____ EXTRACTED MATERIAL

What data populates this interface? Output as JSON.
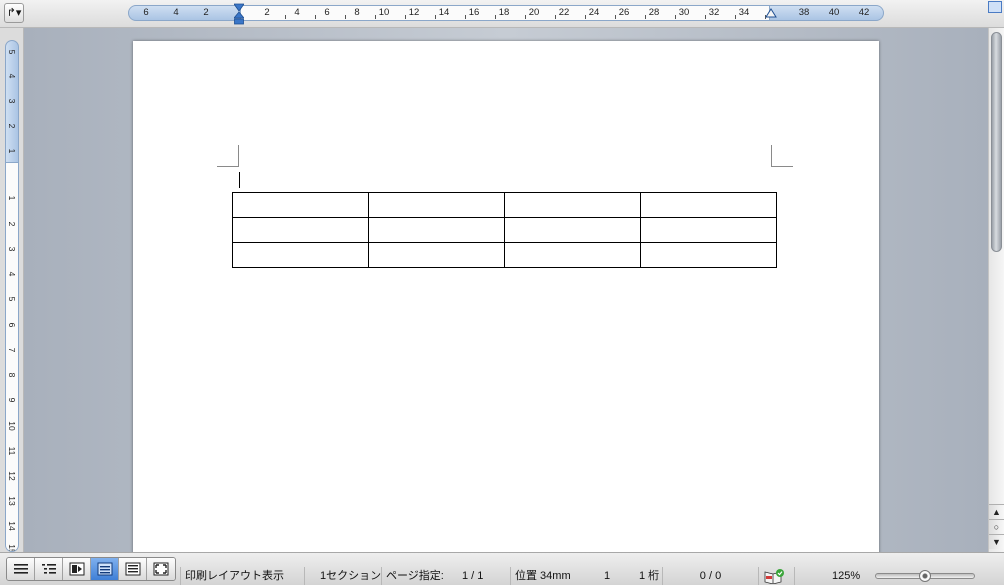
{
  "toolbar": {
    "tab_selector_glyph": "↱▾",
    "tab_selector_icon": "tab-selector-icon"
  },
  "horizontal_ruler": {
    "labels": [
      "6",
      "4",
      "2",
      "2",
      "4",
      "6",
      "8",
      "10",
      "12",
      "14",
      "16",
      "18",
      "20",
      "22",
      "24",
      "26",
      "28",
      "30",
      "32",
      "34",
      "38",
      "40",
      "42"
    ],
    "accent_color": "#3a76c8"
  },
  "vertical_ruler": {
    "labels": [
      "5",
      "4",
      "3",
      "2",
      "1",
      "1",
      "2",
      "3",
      "4",
      "5",
      "6",
      "7",
      "8",
      "9",
      "10",
      "11",
      "12",
      "13",
      "14",
      "15"
    ]
  },
  "document": {
    "table": {
      "rows": 3,
      "columns": 4,
      "cells": [
        [
          "",
          "",
          "",
          ""
        ],
        [
          "",
          "",
          "",
          ""
        ],
        [
          "",
          "",
          "",
          ""
        ]
      ]
    }
  },
  "scrollbar": {
    "prev_glyph": "▲",
    "select_glyph": "○",
    "next_glyph": "▼"
  },
  "status_bar": {
    "view_buttons": [
      {
        "name": "draft-view-button",
        "icon": "draft-view-icon"
      },
      {
        "name": "outline-view-button",
        "icon": "outline-view-icon"
      },
      {
        "name": "publishing-view-button",
        "icon": "publishing-view-icon"
      },
      {
        "name": "print-layout-view-button",
        "icon": "print-layout-view-icon",
        "active": true
      },
      {
        "name": "notebook-view-button",
        "icon": "notebook-view-icon"
      },
      {
        "name": "focus-view-button",
        "icon": "focus-view-icon"
      }
    ],
    "view_mode": "印刷レイアウト表示",
    "section": "1セクション",
    "page_label": "ページ指定:",
    "page_value": "1 / 1",
    "position": "位置 34mm",
    "line": "1",
    "column": "1 桁",
    "word_count": "0 / 0",
    "spell_icon": "spelling-check-icon",
    "zoom": "125%",
    "zoom_fraction": 0.5
  }
}
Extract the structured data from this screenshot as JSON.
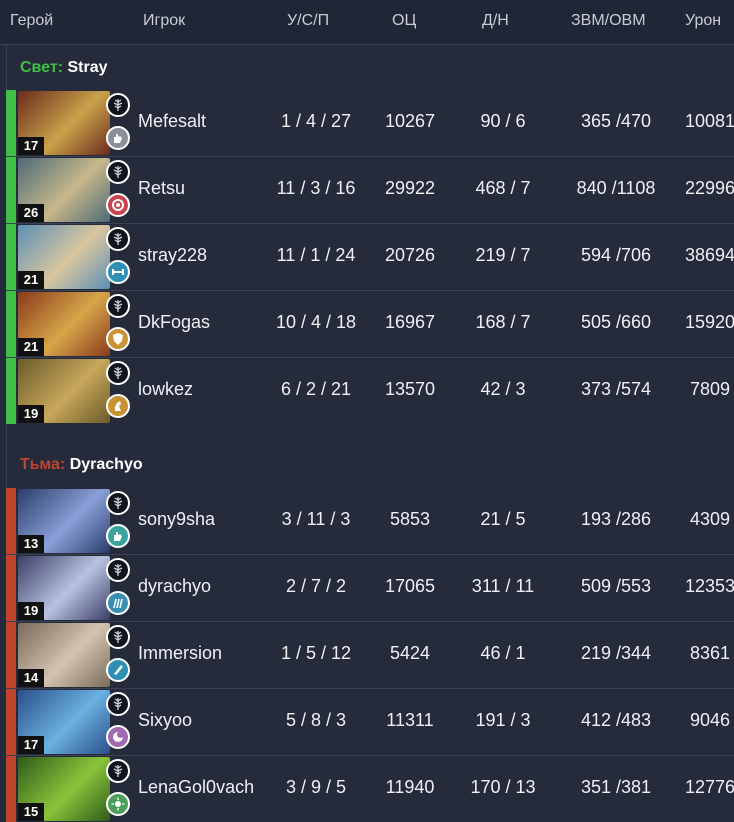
{
  "columns": {
    "hero": "Герой",
    "player": "Игрок",
    "kda": "У/С/П",
    "nw": "ОЦ",
    "lh_dn": "Д/Н",
    "gpm_xpm": "ЗВМ/ОВМ",
    "damage": "Урон"
  },
  "colors": {
    "radiant": "#3fbf48",
    "dire": "#c0432e",
    "background": "#252b3b"
  },
  "radiant": {
    "side_label": "Свет:",
    "team_name": "Stray",
    "players": [
      {
        "level": "17",
        "name": "Mefesalt",
        "kda": "1 / 4 / 27",
        "nw": "10267",
        "lh_dn": "90 / 6",
        "gpm_xpm": "365 /470",
        "damage": "10081",
        "role_icon": "support-hand-icon",
        "role_color": "#8a8f99"
      },
      {
        "level": "26",
        "name": "Retsu",
        "kda": "11 / 3 / 16",
        "nw": "29922",
        "lh_dn": "468 / 7",
        "gpm_xpm": "840 /1108",
        "damage": "22996",
        "role_icon": "carry-swirl-icon",
        "role_color": "#c8444f"
      },
      {
        "level": "21",
        "name": "stray228",
        "kda": "11 / 1 / 24",
        "nw": "20726",
        "lh_dn": "219 / 7",
        "gpm_xpm": "594 /706",
        "damage": "38694",
        "role_icon": "mid-dumbbell-icon",
        "role_color": "#2e8fb3"
      },
      {
        "level": "21",
        "name": "DkFogas",
        "kda": "10 / 4 / 18",
        "nw": "16967",
        "lh_dn": "168 / 7",
        "gpm_xpm": "505 /660",
        "damage": "15920",
        "role_icon": "offlane-shield-icon",
        "role_color": "#c99232"
      },
      {
        "level": "19",
        "name": "lowkez",
        "kda": "6 / 2 / 21",
        "nw": "13570",
        "lh_dn": "42 / 3",
        "gpm_xpm": "373 /574",
        "damage": "7809",
        "role_icon": "support-knight-icon",
        "role_color": "#c99232"
      }
    ]
  },
  "dire": {
    "side_label": "Тьма:",
    "team_name": "Dyrachyo",
    "players": [
      {
        "level": "13",
        "name": "sony9sha",
        "kda": "3 / 11 / 3",
        "nw": "5853",
        "lh_dn": "21 / 5",
        "gpm_xpm": "193 /286",
        "damage": "4309",
        "role_icon": "support-hand-icon",
        "role_color": "#3aa3a0"
      },
      {
        "level": "19",
        "name": "dyrachyo",
        "kda": "2 / 7 / 2",
        "nw": "17065",
        "lh_dn": "311 / 11",
        "gpm_xpm": "509 /553",
        "damage": "12353",
        "role_icon": "carry-claw-icon",
        "role_color": "#3a8fb0"
      },
      {
        "level": "14",
        "name": "Immersion",
        "kda": "1 / 5 / 12",
        "nw": "5424",
        "lh_dn": "46 / 1",
        "gpm_xpm": "219 /344",
        "damage": "8361",
        "role_icon": "offlane-blade-icon",
        "role_color": "#2e8fb3"
      },
      {
        "level": "17",
        "name": "Sixyoo",
        "kda": "5 / 8 / 3",
        "nw": "11311",
        "lh_dn": "191 / 3",
        "gpm_xpm": "412 /483",
        "damage": "9046",
        "role_icon": "mid-orb-icon",
        "role_color": "#a06bb0"
      },
      {
        "level": "15",
        "name": "LenaGol0vach",
        "kda": "3 / 9 / 5",
        "nw": "11940",
        "lh_dn": "170 / 13",
        "gpm_xpm": "351 /381",
        "damage": "12776",
        "role_icon": "support-sun-icon",
        "role_color": "#4aa05b"
      }
    ]
  }
}
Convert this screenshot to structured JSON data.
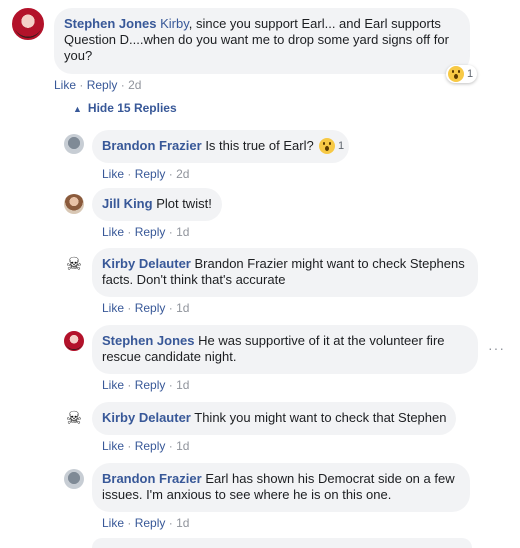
{
  "comments": [
    {
      "author": "Stephen Jones",
      "mention": "Kirby",
      "text": ", since you support Earl... and Earl supports Question D....when do you want me to drop some yard signs off for you?",
      "like": "Like",
      "reply": "Reply",
      "time": "2d",
      "reaction_count": "1"
    }
  ],
  "hide_replies": "Hide 15 Replies",
  "replies": [
    {
      "author": "Brandon Frazier",
      "text": "Is this true of Earl?",
      "like": "Like",
      "reply": "Reply",
      "time": "2d",
      "reaction_count": "1"
    },
    {
      "author": "Jill King",
      "text": "Plot twist!",
      "like": "Like",
      "reply": "Reply",
      "time": "1d"
    },
    {
      "author": "Kirby Delauter",
      "text": "Brandon Frazier might want to check Stephens facts. Don't think that's accurate",
      "like": "Like",
      "reply": "Reply",
      "time": "1d"
    },
    {
      "author": "Stephen Jones",
      "text": "He was supportive of it at the volunteer fire rescue candidate night.",
      "like": "Like",
      "reply": "Reply",
      "time": "1d"
    },
    {
      "author": "Kirby Delauter",
      "text": "Think you might want to check that Stephen",
      "like": "Like",
      "reply": "Reply",
      "time": "1d"
    },
    {
      "author": "Brandon Frazier",
      "text": "Earl has shown his Democrat side on a few issues. I'm anxious to see where he is on this one.",
      "like": "Like",
      "reply": "Reply",
      "time": "1d"
    }
  ],
  "more_glyph": "···"
}
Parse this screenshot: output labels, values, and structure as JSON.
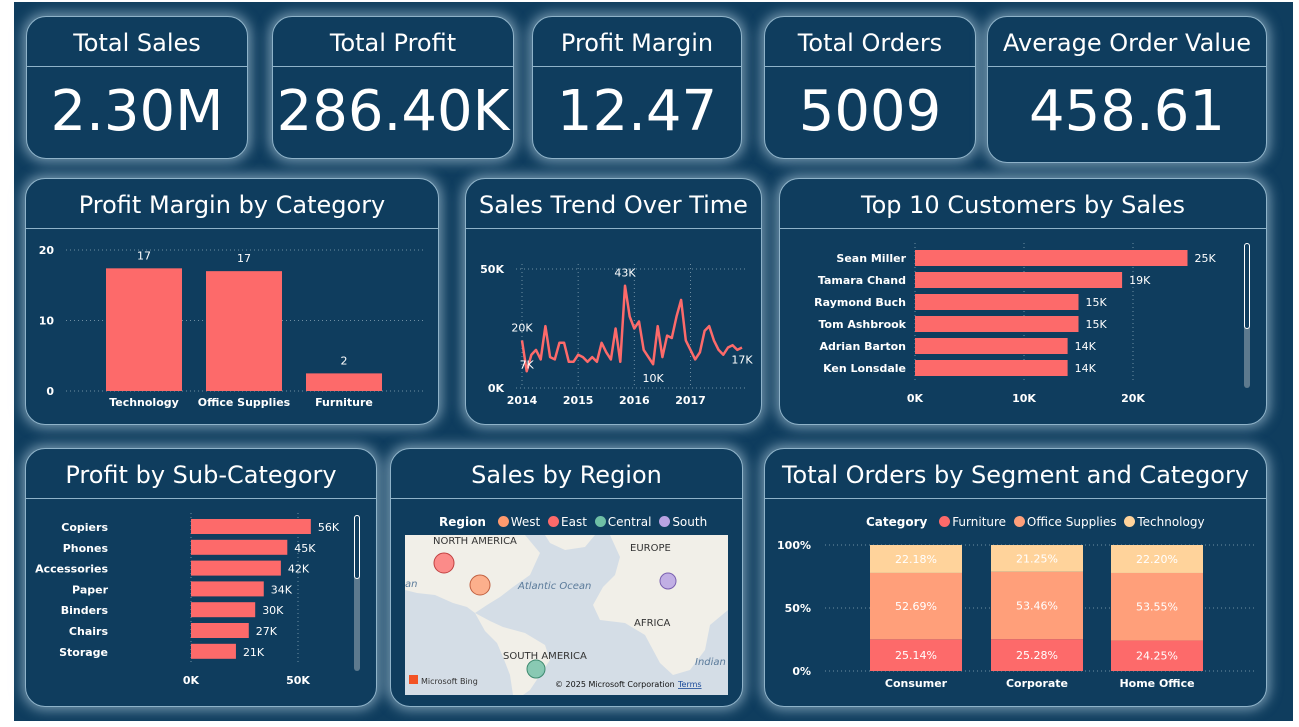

________

- WHAT YOU SHOULD DO
Copy, from the material above, each line in which the string "offlane" occurs.

- FINAL RESULT
        "role_icon": "offlane-shield-icon",
        "role_icon": "offlane-blade-icon",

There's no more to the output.